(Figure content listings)
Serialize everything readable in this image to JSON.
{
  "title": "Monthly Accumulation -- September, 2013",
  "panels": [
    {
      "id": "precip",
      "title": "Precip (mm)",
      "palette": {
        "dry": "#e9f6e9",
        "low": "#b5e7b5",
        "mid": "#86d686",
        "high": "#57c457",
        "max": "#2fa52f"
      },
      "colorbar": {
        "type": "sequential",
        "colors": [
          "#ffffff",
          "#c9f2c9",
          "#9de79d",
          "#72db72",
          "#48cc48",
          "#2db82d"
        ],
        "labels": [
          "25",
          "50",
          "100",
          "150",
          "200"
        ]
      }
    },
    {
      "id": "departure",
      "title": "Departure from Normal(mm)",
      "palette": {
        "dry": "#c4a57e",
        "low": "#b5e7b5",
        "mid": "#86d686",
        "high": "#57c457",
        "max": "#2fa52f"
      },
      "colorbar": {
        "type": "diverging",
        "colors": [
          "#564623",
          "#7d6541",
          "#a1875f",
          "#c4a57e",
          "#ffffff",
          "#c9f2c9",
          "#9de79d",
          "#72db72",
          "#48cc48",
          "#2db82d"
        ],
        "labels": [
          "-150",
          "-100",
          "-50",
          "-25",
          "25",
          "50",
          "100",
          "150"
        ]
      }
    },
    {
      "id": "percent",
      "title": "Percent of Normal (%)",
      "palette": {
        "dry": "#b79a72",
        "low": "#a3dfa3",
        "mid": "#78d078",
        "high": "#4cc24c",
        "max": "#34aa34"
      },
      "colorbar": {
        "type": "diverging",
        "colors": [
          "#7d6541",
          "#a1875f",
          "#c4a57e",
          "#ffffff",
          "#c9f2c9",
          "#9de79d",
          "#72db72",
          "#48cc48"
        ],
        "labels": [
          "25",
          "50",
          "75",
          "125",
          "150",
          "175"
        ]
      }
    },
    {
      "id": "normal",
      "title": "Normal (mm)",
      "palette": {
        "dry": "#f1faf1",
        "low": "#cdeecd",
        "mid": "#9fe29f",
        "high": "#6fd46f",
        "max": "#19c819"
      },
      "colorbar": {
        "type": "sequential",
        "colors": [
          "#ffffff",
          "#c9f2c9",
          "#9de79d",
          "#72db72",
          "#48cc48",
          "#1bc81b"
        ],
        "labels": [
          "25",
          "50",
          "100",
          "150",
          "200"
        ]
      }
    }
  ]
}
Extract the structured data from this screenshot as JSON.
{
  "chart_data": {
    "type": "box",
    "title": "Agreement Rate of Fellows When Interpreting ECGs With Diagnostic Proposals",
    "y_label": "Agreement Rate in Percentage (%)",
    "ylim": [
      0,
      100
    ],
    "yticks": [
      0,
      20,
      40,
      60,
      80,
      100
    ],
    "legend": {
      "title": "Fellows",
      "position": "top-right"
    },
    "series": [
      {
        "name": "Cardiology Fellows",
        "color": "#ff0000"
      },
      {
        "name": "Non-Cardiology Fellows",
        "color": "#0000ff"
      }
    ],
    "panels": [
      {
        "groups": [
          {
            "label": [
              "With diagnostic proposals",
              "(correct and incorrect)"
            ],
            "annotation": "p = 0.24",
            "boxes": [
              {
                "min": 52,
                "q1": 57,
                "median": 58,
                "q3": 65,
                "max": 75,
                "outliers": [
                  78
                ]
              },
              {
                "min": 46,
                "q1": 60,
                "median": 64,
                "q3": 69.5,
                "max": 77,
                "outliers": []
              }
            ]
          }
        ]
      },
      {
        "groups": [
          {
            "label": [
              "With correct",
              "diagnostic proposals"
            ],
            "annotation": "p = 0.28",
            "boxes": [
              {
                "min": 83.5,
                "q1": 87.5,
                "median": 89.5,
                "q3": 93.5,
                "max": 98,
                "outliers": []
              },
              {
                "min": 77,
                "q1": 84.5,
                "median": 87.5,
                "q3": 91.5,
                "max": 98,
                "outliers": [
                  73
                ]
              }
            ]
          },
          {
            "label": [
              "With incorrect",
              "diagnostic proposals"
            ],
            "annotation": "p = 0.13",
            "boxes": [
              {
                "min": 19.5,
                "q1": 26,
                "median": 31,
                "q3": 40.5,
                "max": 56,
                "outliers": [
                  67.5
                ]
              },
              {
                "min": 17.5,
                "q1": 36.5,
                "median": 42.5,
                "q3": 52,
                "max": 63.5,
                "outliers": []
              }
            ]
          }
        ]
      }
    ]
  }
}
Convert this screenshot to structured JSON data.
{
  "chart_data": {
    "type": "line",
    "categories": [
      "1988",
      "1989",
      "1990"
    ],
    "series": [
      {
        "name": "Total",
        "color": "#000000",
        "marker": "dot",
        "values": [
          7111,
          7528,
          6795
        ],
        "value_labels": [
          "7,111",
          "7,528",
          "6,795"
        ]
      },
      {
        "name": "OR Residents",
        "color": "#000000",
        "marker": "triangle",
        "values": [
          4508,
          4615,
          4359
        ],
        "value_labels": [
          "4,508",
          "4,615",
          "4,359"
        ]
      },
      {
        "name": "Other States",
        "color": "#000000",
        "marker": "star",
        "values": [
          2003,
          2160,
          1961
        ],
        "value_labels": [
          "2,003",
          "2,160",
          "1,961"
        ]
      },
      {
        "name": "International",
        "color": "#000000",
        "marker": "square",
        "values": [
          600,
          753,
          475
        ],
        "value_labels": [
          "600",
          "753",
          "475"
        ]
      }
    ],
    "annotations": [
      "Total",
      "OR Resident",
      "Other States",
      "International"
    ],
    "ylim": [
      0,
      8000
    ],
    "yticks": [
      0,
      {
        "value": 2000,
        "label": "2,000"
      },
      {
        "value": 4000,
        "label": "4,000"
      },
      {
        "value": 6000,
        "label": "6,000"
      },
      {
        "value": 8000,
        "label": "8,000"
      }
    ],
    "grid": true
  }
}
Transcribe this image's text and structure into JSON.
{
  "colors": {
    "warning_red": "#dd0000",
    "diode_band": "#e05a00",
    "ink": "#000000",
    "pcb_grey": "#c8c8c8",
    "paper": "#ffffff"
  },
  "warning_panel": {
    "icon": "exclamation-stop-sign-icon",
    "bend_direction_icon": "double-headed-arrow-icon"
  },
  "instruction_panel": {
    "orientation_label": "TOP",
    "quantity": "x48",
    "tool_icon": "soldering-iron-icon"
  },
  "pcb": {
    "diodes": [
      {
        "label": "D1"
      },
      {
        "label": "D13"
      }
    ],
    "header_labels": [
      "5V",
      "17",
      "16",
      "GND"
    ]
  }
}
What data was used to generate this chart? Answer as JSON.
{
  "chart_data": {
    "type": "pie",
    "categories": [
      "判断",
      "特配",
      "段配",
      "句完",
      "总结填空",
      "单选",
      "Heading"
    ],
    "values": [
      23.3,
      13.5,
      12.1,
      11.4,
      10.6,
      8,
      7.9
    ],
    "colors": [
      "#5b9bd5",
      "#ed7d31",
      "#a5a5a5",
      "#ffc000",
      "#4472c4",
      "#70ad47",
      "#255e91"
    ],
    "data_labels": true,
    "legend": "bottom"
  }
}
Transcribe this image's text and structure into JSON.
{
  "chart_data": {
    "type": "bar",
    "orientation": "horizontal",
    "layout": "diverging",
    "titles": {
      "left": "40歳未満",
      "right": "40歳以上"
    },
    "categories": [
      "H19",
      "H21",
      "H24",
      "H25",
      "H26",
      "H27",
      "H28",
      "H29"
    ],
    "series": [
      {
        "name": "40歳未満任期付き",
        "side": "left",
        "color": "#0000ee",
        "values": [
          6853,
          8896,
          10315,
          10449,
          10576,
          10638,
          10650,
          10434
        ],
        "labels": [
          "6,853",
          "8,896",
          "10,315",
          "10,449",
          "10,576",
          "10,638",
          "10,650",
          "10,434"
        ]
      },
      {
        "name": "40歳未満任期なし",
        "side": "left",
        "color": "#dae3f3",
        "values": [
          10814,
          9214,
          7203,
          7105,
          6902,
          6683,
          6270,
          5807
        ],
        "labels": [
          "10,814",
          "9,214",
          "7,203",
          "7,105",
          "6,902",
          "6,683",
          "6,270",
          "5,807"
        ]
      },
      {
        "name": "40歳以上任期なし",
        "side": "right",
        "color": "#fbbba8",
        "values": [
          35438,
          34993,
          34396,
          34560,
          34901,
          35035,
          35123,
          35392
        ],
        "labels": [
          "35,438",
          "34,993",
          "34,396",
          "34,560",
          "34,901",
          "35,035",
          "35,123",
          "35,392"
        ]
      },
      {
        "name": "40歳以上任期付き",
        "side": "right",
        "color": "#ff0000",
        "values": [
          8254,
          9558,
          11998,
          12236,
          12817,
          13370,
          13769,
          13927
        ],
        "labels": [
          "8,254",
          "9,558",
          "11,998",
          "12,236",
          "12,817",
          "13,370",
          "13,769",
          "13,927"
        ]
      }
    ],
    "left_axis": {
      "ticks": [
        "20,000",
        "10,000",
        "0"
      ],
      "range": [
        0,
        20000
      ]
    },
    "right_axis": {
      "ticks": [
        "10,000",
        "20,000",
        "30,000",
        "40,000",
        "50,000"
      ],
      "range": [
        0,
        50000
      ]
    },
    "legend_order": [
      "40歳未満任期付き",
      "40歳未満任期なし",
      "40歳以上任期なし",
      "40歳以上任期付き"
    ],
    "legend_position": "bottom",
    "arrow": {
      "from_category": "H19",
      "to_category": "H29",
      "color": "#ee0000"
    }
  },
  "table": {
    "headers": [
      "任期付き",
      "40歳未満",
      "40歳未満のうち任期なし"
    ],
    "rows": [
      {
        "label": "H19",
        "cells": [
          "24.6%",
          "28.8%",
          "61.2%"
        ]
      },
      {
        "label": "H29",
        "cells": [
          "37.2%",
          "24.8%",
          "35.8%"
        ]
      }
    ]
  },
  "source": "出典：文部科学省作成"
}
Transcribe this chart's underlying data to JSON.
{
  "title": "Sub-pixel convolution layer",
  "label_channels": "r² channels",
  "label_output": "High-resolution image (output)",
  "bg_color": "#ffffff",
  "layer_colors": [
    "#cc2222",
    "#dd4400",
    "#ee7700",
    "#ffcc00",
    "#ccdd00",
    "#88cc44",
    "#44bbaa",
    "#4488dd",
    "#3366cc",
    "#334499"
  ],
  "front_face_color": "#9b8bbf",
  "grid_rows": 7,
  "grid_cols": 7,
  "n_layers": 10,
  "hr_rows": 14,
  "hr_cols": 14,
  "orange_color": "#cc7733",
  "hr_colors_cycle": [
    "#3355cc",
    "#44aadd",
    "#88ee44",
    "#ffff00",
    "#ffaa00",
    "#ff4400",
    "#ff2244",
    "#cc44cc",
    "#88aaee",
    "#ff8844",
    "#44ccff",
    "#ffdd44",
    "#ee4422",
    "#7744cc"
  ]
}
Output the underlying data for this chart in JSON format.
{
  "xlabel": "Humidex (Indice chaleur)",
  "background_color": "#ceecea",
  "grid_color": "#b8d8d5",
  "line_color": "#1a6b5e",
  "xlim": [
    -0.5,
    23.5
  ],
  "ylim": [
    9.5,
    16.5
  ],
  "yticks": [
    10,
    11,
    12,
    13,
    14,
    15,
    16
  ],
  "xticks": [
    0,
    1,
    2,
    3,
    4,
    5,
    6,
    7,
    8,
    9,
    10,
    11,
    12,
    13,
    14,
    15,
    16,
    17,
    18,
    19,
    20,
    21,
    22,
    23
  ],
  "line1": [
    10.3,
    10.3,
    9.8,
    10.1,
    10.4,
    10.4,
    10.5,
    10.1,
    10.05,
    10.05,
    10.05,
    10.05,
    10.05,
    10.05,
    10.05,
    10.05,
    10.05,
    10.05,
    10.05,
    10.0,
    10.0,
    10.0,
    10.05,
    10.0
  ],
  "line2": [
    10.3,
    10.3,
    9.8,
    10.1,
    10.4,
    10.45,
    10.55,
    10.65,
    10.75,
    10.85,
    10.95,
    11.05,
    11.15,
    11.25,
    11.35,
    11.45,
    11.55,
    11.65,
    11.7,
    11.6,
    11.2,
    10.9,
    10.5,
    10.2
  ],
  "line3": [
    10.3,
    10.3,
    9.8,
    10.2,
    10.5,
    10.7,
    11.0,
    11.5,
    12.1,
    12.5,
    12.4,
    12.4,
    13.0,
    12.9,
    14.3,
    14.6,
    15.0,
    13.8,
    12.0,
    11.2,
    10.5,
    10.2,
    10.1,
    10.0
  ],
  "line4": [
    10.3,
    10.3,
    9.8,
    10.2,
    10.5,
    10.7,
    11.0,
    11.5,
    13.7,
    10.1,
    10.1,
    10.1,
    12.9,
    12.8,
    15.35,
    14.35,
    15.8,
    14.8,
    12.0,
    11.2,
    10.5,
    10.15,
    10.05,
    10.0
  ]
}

▶ **What is asked**
Search the listing above for the string "incorrect". Copy every line that contains it.

▶ **Output for this task**
              "(correct and incorrect)"
              "With incorrect",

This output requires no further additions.